# TASK DIRECTIONS:
Please output every line of the material as it stands, without the pictures.

# RECORD EXTRACTS:
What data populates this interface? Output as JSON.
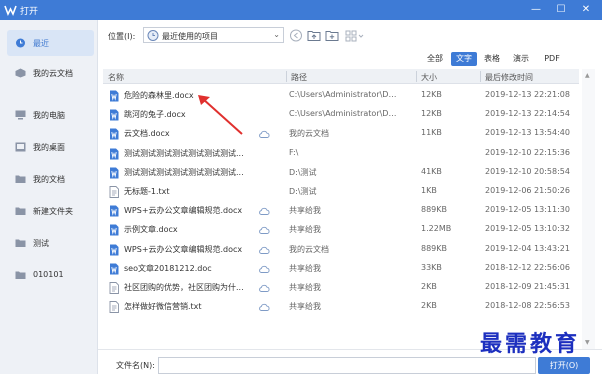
{
  "window": {
    "title": "打开",
    "minimize_glyph": "—",
    "maximize_glyph": "☐",
    "close_glyph": "✕"
  },
  "sidebar": {
    "items": [
      {
        "label": "最近",
        "icon": "clock-icon",
        "active": true
      },
      {
        "label": "我的云文档",
        "icon": "cloud-doc-icon"
      },
      {
        "label": "我的电脑",
        "icon": "computer-icon"
      },
      {
        "label": "我的桌面",
        "icon": "desktop-icon"
      },
      {
        "label": "我的文档",
        "icon": "folder-icon"
      },
      {
        "label": "新建文件夹",
        "icon": "folder-icon"
      },
      {
        "label": "测试",
        "icon": "folder-icon"
      },
      {
        "label": "010101",
        "icon": "folder-icon"
      }
    ]
  },
  "location": {
    "label": "位置(I):",
    "value": "最近使用的项目",
    "caret": "⌄"
  },
  "filters": {
    "items": [
      "全部",
      "文字",
      "表格",
      "演示",
      "PDF"
    ],
    "active": "文字"
  },
  "columns": {
    "name": "名称",
    "path": "路径",
    "size": "大小",
    "modified": "最后修改时间"
  },
  "files": [
    {
      "name": "危险的森林里.docx",
      "path": "C:\\Users\\Administrator\\Deskto...",
      "size": "12KB",
      "date": "2019-12-13 22:21:08",
      "type": "word",
      "cloud": false
    },
    {
      "name": "跳河的兔子.docx",
      "path": "C:\\Users\\Administrator\\Deskto...",
      "size": "12KB",
      "date": "2019-12-13 22:14:54",
      "type": "word",
      "cloud": false
    },
    {
      "name": "云文档.docx",
      "path": "我的云文档",
      "size": "11KB",
      "date": "2019-12-13 13:54:40",
      "type": "word",
      "cloud": true
    },
    {
      "name": "测试测试测试测试测试测试测试...",
      "path": "F:\\",
      "size": "",
      "date": "2019-12-10 22:15:36",
      "type": "word",
      "cloud": false
    },
    {
      "name": "测试测试测试测试测试测试测试...",
      "path": "D:\\测试",
      "size": "41KB",
      "date": "2019-12-10 20:58:54",
      "type": "word",
      "cloud": false
    },
    {
      "name": "无标题-1.txt",
      "path": "D:\\测试",
      "size": "1KB",
      "date": "2019-12-06 21:50:26",
      "type": "txt",
      "cloud": false
    },
    {
      "name": "WPS+云办公文章编辑规范.docx",
      "path": "共享给我",
      "size": "889KB",
      "date": "2019-12-05 13:11:30",
      "type": "word",
      "cloud": true
    },
    {
      "name": "示例文章.docx",
      "path": "共享给我",
      "size": "1.22MB",
      "date": "2019-12-05 13:10:32",
      "type": "word",
      "cloud": true
    },
    {
      "name": "WPS+云办公文章编辑规范.docx",
      "path": "我的云文档",
      "size": "889KB",
      "date": "2019-12-04 13:43:21",
      "type": "word",
      "cloud": true
    },
    {
      "name": "seo文章20181212.doc",
      "path": "共享给我",
      "size": "33KB",
      "date": "2018-12-12 22:56:06",
      "type": "doc",
      "cloud": true
    },
    {
      "name": "社区团购的优势，社区团购为什...",
      "path": "共享给我",
      "size": "2KB",
      "date": "2018-12-09 21:45:31",
      "type": "txt",
      "cloud": true
    },
    {
      "name": "怎样做好微信营销.txt",
      "path": "共享给我",
      "size": "2KB",
      "date": "2018-12-08 22:56:53",
      "type": "txt",
      "cloud": true
    }
  ],
  "footer": {
    "filename_label": "文件名(N):",
    "filename_value": "",
    "open_label": "打开(O)"
  },
  "watermark": "最需教育",
  "colors": {
    "accent": "#3e7bd6",
    "annotation_arrow": "#e0302e",
    "watermark": "#1c2fbf"
  }
}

# ANSWER IN FULL:
What data populates this interface? Output as JSON.
{
  "window": {
    "title": "打开",
    "minimize_glyph": "—",
    "maximize_glyph": "☐",
    "close_glyph": "✕"
  },
  "sidebar": {
    "items": [
      {
        "label": "最近",
        "icon": "clock-icon",
        "active": true
      },
      {
        "label": "我的云文档",
        "icon": "cloud-doc-icon"
      },
      {
        "label": "我的电脑",
        "icon": "computer-icon"
      },
      {
        "label": "我的桌面",
        "icon": "desktop-icon"
      },
      {
        "label": "我的文档",
        "icon": "folder-icon"
      },
      {
        "label": "新建文件夹",
        "icon": "folder-icon"
      },
      {
        "label": "测试",
        "icon": "folder-icon"
      },
      {
        "label": "010101",
        "icon": "folder-icon"
      }
    ]
  },
  "location": {
    "label": "位置(I):",
    "value": "最近使用的项目",
    "caret": "⌄"
  },
  "filters": {
    "items": [
      "全部",
      "文字",
      "表格",
      "演示",
      "PDF"
    ],
    "active": "文字"
  },
  "columns": {
    "name": "名称",
    "path": "路径",
    "size": "大小",
    "modified": "最后修改时间"
  },
  "files": [
    {
      "name": "危险的森林里.docx",
      "path": "C:\\Users\\Administrator\\Deskto...",
      "size": "12KB",
      "date": "2019-12-13 22:21:08",
      "type": "word",
      "cloud": false
    },
    {
      "name": "跳河的兔子.docx",
      "path": "C:\\Users\\Administrator\\Deskto...",
      "size": "12KB",
      "date": "2019-12-13 22:14:54",
      "type": "word",
      "cloud": false
    },
    {
      "name": "云文档.docx",
      "path": "我的云文档",
      "size": "11KB",
      "date": "2019-12-13 13:54:40",
      "type": "word",
      "cloud": true
    },
    {
      "name": "测试测试测试测试测试测试测试...",
      "path": "F:\\",
      "size": "",
      "date": "2019-12-10 22:15:36",
      "type": "word",
      "cloud": false
    },
    {
      "name": "测试测试测试测试测试测试测试...",
      "path": "D:\\测试",
      "size": "41KB",
      "date": "2019-12-10 20:58:54",
      "type": "word",
      "cloud": false
    },
    {
      "name": "无标题-1.txt",
      "path": "D:\\测试",
      "size": "1KB",
      "date": "2019-12-06 21:50:26",
      "type": "txt",
      "cloud": false
    },
    {
      "name": "WPS+云办公文章编辑规范.docx",
      "path": "共享给我",
      "size": "889KB",
      "date": "2019-12-05 13:11:30",
      "type": "word",
      "cloud": true
    },
    {
      "name": "示例文章.docx",
      "path": "共享给我",
      "size": "1.22MB",
      "date": "2019-12-05 13:10:32",
      "type": "word",
      "cloud": true
    },
    {
      "name": "WPS+云办公文章编辑规范.docx",
      "path": "我的云文档",
      "size": "889KB",
      "date": "2019-12-04 13:43:21",
      "type": "word",
      "cloud": true
    },
    {
      "name": "seo文章20181212.doc",
      "path": "共享给我",
      "size": "33KB",
      "date": "2018-12-12 22:56:06",
      "type": "doc",
      "cloud": true
    },
    {
      "name": "社区团购的优势，社区团购为什...",
      "path": "共享给我",
      "size": "2KB",
      "date": "2018-12-09 21:45:31",
      "type": "txt",
      "cloud": true
    },
    {
      "name": "怎样做好微信营销.txt",
      "path": "共享给我",
      "size": "2KB",
      "date": "2018-12-08 22:56:53",
      "type": "txt",
      "cloud": true
    }
  ],
  "footer": {
    "filename_label": "文件名(N):",
    "filename_value": "",
    "open_label": "打开(O)"
  },
  "watermark": "最需教育",
  "colors": {
    "accent": "#3e7bd6",
    "annotation_arrow": "#e0302e",
    "watermark": "#1c2fbf"
  }
}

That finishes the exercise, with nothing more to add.